## Data supplied
::::

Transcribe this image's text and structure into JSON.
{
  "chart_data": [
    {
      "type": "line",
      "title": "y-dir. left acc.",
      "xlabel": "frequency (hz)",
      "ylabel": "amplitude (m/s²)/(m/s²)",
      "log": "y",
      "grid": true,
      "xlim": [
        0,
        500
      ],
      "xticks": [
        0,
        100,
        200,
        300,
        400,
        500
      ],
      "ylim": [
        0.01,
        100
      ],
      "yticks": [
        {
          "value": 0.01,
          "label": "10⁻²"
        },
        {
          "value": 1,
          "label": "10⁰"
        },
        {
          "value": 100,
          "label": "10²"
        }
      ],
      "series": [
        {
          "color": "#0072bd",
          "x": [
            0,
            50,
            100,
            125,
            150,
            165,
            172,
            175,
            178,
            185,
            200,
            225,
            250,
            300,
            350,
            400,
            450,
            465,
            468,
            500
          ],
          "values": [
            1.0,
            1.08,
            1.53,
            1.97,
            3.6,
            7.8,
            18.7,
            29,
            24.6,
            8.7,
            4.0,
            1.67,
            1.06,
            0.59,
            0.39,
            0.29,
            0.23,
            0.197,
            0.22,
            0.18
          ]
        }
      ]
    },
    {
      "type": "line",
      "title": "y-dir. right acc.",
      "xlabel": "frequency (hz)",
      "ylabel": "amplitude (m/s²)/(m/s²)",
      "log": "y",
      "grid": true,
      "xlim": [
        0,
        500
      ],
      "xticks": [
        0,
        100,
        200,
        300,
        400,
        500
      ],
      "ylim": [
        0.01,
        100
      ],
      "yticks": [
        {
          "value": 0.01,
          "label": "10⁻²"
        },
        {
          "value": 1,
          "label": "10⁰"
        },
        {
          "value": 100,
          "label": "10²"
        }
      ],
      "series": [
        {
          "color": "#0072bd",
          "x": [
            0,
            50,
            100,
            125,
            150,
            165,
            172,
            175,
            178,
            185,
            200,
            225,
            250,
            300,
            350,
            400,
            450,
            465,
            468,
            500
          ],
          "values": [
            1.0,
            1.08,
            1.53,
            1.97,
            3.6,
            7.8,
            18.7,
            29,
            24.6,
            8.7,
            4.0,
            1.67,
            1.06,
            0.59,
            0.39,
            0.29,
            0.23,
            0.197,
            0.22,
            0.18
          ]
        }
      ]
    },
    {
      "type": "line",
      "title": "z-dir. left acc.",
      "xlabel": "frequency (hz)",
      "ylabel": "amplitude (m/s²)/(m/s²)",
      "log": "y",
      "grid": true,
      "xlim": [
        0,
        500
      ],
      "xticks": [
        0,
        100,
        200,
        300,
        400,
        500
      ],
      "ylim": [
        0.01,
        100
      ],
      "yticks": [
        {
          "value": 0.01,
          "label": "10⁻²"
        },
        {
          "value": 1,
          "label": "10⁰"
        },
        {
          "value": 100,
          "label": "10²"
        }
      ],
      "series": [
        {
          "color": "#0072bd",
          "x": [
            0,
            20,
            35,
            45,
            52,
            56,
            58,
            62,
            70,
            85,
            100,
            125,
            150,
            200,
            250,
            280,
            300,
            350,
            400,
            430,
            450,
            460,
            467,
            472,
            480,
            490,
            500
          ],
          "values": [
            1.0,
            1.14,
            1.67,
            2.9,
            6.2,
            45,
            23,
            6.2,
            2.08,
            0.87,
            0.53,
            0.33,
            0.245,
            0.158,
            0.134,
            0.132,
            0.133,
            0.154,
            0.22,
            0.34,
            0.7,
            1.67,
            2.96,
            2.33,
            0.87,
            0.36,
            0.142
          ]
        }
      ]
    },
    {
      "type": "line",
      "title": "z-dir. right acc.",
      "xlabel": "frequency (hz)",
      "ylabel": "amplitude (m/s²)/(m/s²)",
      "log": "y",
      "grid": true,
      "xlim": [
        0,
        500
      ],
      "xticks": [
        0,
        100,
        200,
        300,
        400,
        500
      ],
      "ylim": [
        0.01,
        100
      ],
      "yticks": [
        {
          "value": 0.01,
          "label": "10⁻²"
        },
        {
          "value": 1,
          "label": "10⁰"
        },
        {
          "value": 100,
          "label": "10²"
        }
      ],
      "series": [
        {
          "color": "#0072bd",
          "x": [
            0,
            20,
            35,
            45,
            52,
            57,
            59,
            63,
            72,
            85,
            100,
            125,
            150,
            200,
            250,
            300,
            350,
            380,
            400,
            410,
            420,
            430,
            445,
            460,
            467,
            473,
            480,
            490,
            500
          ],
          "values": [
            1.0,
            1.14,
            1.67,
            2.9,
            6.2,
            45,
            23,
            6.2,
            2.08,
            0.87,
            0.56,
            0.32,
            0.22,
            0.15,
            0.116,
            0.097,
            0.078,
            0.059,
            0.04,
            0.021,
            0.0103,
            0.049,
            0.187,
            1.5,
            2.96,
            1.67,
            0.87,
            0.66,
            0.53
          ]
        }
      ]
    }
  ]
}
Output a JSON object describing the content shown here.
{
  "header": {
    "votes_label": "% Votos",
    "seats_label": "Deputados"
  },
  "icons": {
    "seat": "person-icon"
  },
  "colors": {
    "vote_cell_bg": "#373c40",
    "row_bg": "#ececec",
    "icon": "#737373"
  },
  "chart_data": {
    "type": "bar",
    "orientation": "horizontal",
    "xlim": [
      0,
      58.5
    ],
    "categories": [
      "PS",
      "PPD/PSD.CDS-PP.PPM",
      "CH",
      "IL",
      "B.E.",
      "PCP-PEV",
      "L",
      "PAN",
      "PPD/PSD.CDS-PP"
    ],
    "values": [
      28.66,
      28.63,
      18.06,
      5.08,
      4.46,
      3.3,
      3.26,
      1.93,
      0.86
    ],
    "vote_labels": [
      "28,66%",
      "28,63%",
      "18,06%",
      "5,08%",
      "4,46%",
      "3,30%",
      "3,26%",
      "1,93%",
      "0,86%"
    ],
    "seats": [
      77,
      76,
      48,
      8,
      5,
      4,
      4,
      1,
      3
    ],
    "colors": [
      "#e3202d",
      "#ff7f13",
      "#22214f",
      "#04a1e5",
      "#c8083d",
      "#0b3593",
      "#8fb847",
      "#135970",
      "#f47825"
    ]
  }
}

::::

## Description of the task
Which lines include the word "JSON"? List them all.

## Exercise answer
Transcribe this image's text and structure into JSON.
Output a JSON object describing the content shown here.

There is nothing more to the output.